» **EXERCISE BRIEF**:
An exact copy of all the data is required, with pictures left out.

» **DATA SECTION**:
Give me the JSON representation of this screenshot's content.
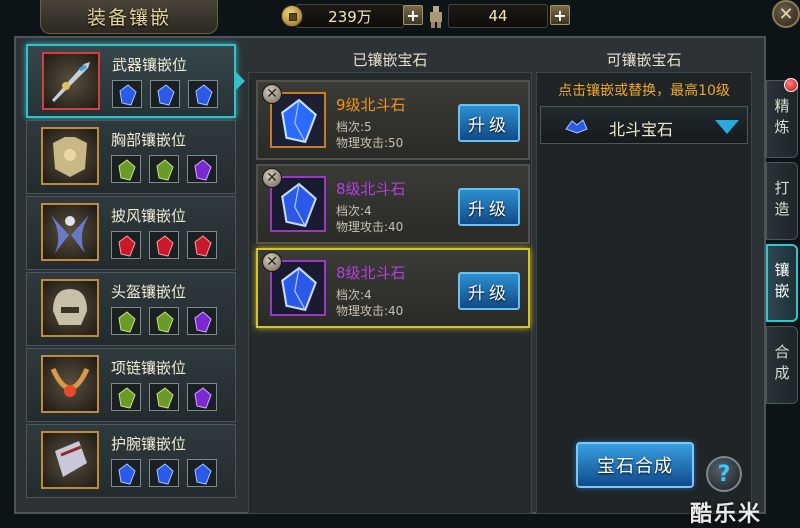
{
  "header": {
    "title": "装备镶嵌",
    "currency": "239万",
    "stat": "44",
    "plus": "+",
    "close": "✕"
  },
  "equipment": [
    {
      "name": "武器镶嵌位",
      "active": true,
      "slots": [
        "blue",
        "blue",
        "blue"
      ]
    },
    {
      "name": "胸部镶嵌位",
      "active": false,
      "slots": [
        "green",
        "green",
        "purple"
      ]
    },
    {
      "name": "披风镶嵌位",
      "active": false,
      "slots": [
        "red",
        "red",
        "red"
      ]
    },
    {
      "name": "头盔镶嵌位",
      "active": false,
      "slots": [
        "green",
        "green",
        "purple"
      ]
    },
    {
      "name": "项链镶嵌位",
      "active": false,
      "slots": [
        "green",
        "green",
        "purple"
      ]
    },
    {
      "name": "护腕镶嵌位",
      "active": false,
      "slots": [
        "blue",
        "blue",
        "blue"
      ]
    }
  ],
  "inlaid": {
    "header": "已镶嵌宝石",
    "upgrade_label": "升级",
    "remove_label": "✕",
    "gems": [
      {
        "name": "9级北斗石",
        "tier": "档次:5",
        "attr": "物理攻击:50",
        "rarity": "orange",
        "selected": false
      },
      {
        "name": "8级北斗石",
        "tier": "档次:4",
        "attr": "物理攻击:40",
        "rarity": "purple",
        "selected": false
      },
      {
        "name": "8级北斗石",
        "tier": "档次:4",
        "attr": "物理攻击:40",
        "rarity": "purple",
        "selected": true
      }
    ]
  },
  "available": {
    "header": "可镶嵌宝石",
    "hint": "点击镶嵌或替换，最高10级",
    "selected_gem": "北斗宝石"
  },
  "actions": {
    "synthesize": "宝石合成",
    "help": "?"
  },
  "side_tabs": [
    {
      "label": "精炼",
      "active": false
    },
    {
      "label": "打造",
      "active": false
    },
    {
      "label": "镶嵌",
      "active": true
    },
    {
      "label": "合成",
      "active": false
    }
  ],
  "watermark": "酷乐米",
  "colors": {
    "accent": "#33c0c8",
    "gem_orange_text": "#f0941e",
    "gem_purple_text": "#b640e0",
    "hint": "#f0a82a",
    "button_blue": "#2c8fd0"
  }
}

» **FULL RESPONSE**:
Give me the JSON representation of this screenshot's content.
{
  "header": {
    "title": "装备镶嵌",
    "currency": "239万",
    "stat": "44",
    "plus": "+",
    "close": "✕"
  },
  "equipment": [
    {
      "name": "武器镶嵌位",
      "active": true,
      "slots": [
        "blue",
        "blue",
        "blue"
      ]
    },
    {
      "name": "胸部镶嵌位",
      "active": false,
      "slots": [
        "green",
        "green",
        "purple"
      ]
    },
    {
      "name": "披风镶嵌位",
      "active": false,
      "slots": [
        "red",
        "red",
        "red"
      ]
    },
    {
      "name": "头盔镶嵌位",
      "active": false,
      "slots": [
        "green",
        "green",
        "purple"
      ]
    },
    {
      "name": "项链镶嵌位",
      "active": false,
      "slots": [
        "green",
        "green",
        "purple"
      ]
    },
    {
      "name": "护腕镶嵌位",
      "active": false,
      "slots": [
        "blue",
        "blue",
        "blue"
      ]
    }
  ],
  "inlaid": {
    "header": "已镶嵌宝石",
    "upgrade_label": "升级",
    "remove_label": "✕",
    "gems": [
      {
        "name": "9级北斗石",
        "tier": "档次:5",
        "attr": "物理攻击:50",
        "rarity": "orange",
        "selected": false
      },
      {
        "name": "8级北斗石",
        "tier": "档次:4",
        "attr": "物理攻击:40",
        "rarity": "purple",
        "selected": false
      },
      {
        "name": "8级北斗石",
        "tier": "档次:4",
        "attr": "物理攻击:40",
        "rarity": "purple",
        "selected": true
      }
    ]
  },
  "available": {
    "header": "可镶嵌宝石",
    "hint": "点击镶嵌或替换，最高10级",
    "selected_gem": "北斗宝石"
  },
  "actions": {
    "synthesize": "宝石合成",
    "help": "?"
  },
  "side_tabs": [
    {
      "label": "精炼",
      "active": false
    },
    {
      "label": "打造",
      "active": false
    },
    {
      "label": "镶嵌",
      "active": true
    },
    {
      "label": "合成",
      "active": false
    }
  ],
  "watermark": "酷乐米",
  "colors": {
    "accent": "#33c0c8",
    "gem_orange_text": "#f0941e",
    "gem_purple_text": "#b640e0",
    "hint": "#f0a82a",
    "button_blue": "#2c8fd0"
  }
}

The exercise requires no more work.